§ STUDY TEXT
--

In this command, we only used a single input handler class for two parameters by returning an instance variable in the name function.

The command works as it advertises. It asks for two numbers when invoked from the command palette consecutively. However, it does not show a breadcrumb for the first operand after we confirmed it. This is because the input command is re-run after the first argument, since we need two arguments, and information about the previous input handler is lost.

TIP

Having problems running this command? Did you add a .sublime-commands entry for it?

# The next_input Method

To show the before-mentioned breadcrumb, the first input handler needs to know what input handler should be the next and return it in a next_input method.

You could do so in a static way, but let's try a dynamic approach. Remember that you don't need to ask for the second argument if it was already provided.

import sublime_plugin


class MultiplyCommand(sublime_plugin.TextCommand):
    def run(self, edit, operand1, operand2):
        result = float(operand1) * float(operand2)
        for region in self.view.sel():
            self.view.replace(edit, region, str(result))

    def input(self, args):
        names = [name for name in ['operand1', 'operand2']
                 if name not in args]
        if names:
            return MultiNumberInputHandler(names)


class MultiNumberInputHandler(sublime_plugin.TextInputHandler):
    def __init__(self, names):
        self._name, *self.next_names = names

    def name(self):
        return self._name

    def placeholder(self):
        return "Number"

    def next_input(self, args):
        if self.next_names:
            return MultiNumberInputHandler(self.next_names)

    def validate(self, text):
        try:
            float(text)

--

§ EXERCISE DATA
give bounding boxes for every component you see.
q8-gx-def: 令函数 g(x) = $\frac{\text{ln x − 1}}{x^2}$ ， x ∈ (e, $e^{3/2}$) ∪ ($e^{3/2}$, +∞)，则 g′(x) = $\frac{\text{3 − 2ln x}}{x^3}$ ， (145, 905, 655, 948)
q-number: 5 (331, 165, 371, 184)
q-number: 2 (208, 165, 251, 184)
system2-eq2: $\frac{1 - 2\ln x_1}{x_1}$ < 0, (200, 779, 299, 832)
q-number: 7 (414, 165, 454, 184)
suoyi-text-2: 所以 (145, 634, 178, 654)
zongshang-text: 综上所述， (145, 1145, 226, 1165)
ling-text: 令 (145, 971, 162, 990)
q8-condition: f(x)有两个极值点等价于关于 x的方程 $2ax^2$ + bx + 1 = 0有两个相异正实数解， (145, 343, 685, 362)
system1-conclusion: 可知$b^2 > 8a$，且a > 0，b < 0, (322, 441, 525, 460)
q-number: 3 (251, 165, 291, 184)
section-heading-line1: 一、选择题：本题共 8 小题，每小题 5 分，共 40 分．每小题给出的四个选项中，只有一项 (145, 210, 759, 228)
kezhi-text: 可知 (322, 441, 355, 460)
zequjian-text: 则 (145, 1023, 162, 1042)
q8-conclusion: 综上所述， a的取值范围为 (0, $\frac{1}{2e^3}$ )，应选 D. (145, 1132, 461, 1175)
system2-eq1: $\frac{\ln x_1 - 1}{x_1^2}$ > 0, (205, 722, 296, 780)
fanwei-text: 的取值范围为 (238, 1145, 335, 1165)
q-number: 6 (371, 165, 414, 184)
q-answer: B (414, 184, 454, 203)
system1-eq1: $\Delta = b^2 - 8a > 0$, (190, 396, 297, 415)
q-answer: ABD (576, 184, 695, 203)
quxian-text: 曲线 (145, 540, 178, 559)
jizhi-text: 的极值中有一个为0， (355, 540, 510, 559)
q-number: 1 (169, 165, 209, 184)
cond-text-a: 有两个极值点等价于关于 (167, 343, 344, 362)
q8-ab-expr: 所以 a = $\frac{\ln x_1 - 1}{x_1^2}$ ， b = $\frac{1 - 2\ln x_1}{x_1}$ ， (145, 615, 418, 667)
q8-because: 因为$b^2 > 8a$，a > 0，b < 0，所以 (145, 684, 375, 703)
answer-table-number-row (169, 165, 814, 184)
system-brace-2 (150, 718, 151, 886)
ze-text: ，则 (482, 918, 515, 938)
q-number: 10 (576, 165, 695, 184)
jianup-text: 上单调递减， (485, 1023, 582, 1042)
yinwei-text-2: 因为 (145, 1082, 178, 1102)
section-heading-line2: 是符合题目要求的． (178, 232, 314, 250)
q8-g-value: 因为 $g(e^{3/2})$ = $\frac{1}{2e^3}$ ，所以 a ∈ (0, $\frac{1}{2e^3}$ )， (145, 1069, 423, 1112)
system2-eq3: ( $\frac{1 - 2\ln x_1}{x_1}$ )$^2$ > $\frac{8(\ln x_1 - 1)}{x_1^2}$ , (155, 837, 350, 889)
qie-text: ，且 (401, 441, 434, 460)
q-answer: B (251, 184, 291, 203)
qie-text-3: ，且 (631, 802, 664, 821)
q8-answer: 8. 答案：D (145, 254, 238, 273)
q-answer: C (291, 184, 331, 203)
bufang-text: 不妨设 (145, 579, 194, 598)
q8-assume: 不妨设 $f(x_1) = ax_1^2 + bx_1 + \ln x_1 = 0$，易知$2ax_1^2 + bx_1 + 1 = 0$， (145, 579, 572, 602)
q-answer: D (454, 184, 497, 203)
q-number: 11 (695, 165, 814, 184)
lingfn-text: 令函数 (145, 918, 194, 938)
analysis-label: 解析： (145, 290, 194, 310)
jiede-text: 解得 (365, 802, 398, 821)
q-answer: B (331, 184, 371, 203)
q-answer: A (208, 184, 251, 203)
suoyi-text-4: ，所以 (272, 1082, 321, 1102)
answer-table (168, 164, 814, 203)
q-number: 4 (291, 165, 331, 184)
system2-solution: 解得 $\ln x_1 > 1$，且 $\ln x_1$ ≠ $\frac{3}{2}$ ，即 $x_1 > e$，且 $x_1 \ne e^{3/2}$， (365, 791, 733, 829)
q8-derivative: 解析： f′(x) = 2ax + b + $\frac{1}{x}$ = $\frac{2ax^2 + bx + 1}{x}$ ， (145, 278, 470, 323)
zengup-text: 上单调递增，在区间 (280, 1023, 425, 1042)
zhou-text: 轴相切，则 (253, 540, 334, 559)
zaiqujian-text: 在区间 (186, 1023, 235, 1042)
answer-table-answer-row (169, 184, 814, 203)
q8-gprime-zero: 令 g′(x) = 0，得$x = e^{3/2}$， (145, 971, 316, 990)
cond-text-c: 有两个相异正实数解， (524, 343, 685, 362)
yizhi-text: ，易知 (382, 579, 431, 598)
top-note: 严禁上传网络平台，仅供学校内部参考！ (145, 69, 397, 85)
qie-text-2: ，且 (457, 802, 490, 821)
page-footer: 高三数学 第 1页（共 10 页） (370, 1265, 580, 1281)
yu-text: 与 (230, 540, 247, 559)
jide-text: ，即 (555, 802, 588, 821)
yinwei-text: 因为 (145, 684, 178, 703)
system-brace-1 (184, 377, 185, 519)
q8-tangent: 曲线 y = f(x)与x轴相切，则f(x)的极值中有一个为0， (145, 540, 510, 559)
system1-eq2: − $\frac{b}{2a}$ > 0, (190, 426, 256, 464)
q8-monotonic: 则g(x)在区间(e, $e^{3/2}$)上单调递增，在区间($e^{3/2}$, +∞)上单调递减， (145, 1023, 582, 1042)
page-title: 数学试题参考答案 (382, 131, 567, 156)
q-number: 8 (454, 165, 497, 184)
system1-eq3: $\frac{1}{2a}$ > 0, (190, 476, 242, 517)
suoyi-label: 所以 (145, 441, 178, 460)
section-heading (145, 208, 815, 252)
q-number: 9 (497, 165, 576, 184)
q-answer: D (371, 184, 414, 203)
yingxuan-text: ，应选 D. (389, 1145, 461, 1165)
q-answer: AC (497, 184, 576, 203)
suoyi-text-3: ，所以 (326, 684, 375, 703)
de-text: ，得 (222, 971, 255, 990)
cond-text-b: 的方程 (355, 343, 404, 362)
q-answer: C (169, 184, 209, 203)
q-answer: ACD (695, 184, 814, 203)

--

§ WORK TO COMPLETE
1. List every method defined in the MultiNumberInputHandler class in the code of the tutorial on input handlers.
2. Resume the tutorial on input handlers from the point where it stops.
The records have no connection to the tutorial on input handlers.

§ ANSWERS TO THE EXERCISE
1. __init__, name, placeholder, next_input, validate

2.
        except ValueError:
            return False
        else:
            return True

In this command, we collect all the arguments we need from the first call and change NumberInputHandler to MultiNumberInputHandler that accepts a list of argument names to query. The destructuring assignment in line 19 splits the list into a "first" and "rest", so that the rest of the required arguments can be returned in the next_input method.

Let's see how it looks when invoked:

TIP

Both NumberInputHandler and MultiNumberInputHandler implement a validate method that returns a boolean if the passed text can be parsed into a floating point number. The effect is that for non-numeric text the input is rejected and nothing happens when pressing . Try for yourself!

# Code Archive

The final code examples presented on this page have been uploaded to a Gist (opens new window). You can download a zipball (opens new window) of it and extract it into a local package of your choice to experiment with them.

# Caveats

  • There is currently no functionality to show an input handler dynamically, i.e. when depending on external or dynamic data. An input handler is only requested when an input parameter is missing. (#3347 (opens new window))

  • A command's input method may be called multiple times until the user can access it.

  • is_visible and is_enabled cannot decide their return value based on the given arguments when an input handler is involved. (#3249 (opens new window))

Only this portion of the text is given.